— START Data provided —
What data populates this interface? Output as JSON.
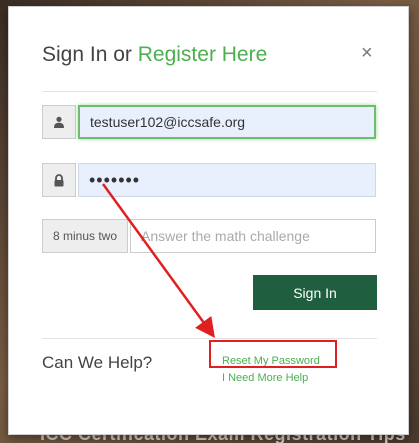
{
  "background": {
    "caption": "ICC Certification Exam Registration Tips"
  },
  "dialog": {
    "title_prefix": "Sign In or ",
    "title_link": "Register Here",
    "close_glyph": "×"
  },
  "form": {
    "email_value": "testuser102@iccsafe.org",
    "password_value": "•••••••",
    "math_challenge_label": "8 minus two",
    "math_placeholder": "Answer the math challenge",
    "signin_label": "Sign In"
  },
  "help": {
    "label": "Can We Help?",
    "reset_password": "Reset My Password",
    "need_more_help": "I Need More Help"
  },
  "icons": {
    "user": "user-icon",
    "lock": "lock-icon",
    "close": "close-icon"
  },
  "colors": {
    "accent_green": "#4caf50",
    "button_green": "#1f5e3f",
    "annotation_red": "#e02020",
    "field_fill": "#e8f0fe"
  }
}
— END Data provided —
§ Task prompt: Repeat the data exactly, without the pictures.

§ Output of the task:
What data populates this interface? Output as JSON.
{
  "background": {
    "caption": "ICC Certification Exam Registration Tips"
  },
  "dialog": {
    "title_prefix": "Sign In or ",
    "title_link": "Register Here",
    "close_glyph": "×"
  },
  "form": {
    "email_value": "testuser102@iccsafe.org",
    "password_value": "•••••••",
    "math_challenge_label": "8 minus two",
    "math_placeholder": "Answer the math challenge",
    "signin_label": "Sign In"
  },
  "help": {
    "label": "Can We Help?",
    "reset_password": "Reset My Password",
    "need_more_help": "I Need More Help"
  },
  "icons": {
    "user": "user-icon",
    "lock": "lock-icon",
    "close": "close-icon"
  },
  "colors": {
    "accent_green": "#4caf50",
    "button_green": "#1f5e3f",
    "annotation_red": "#e02020",
    "field_fill": "#e8f0fe"
  }
}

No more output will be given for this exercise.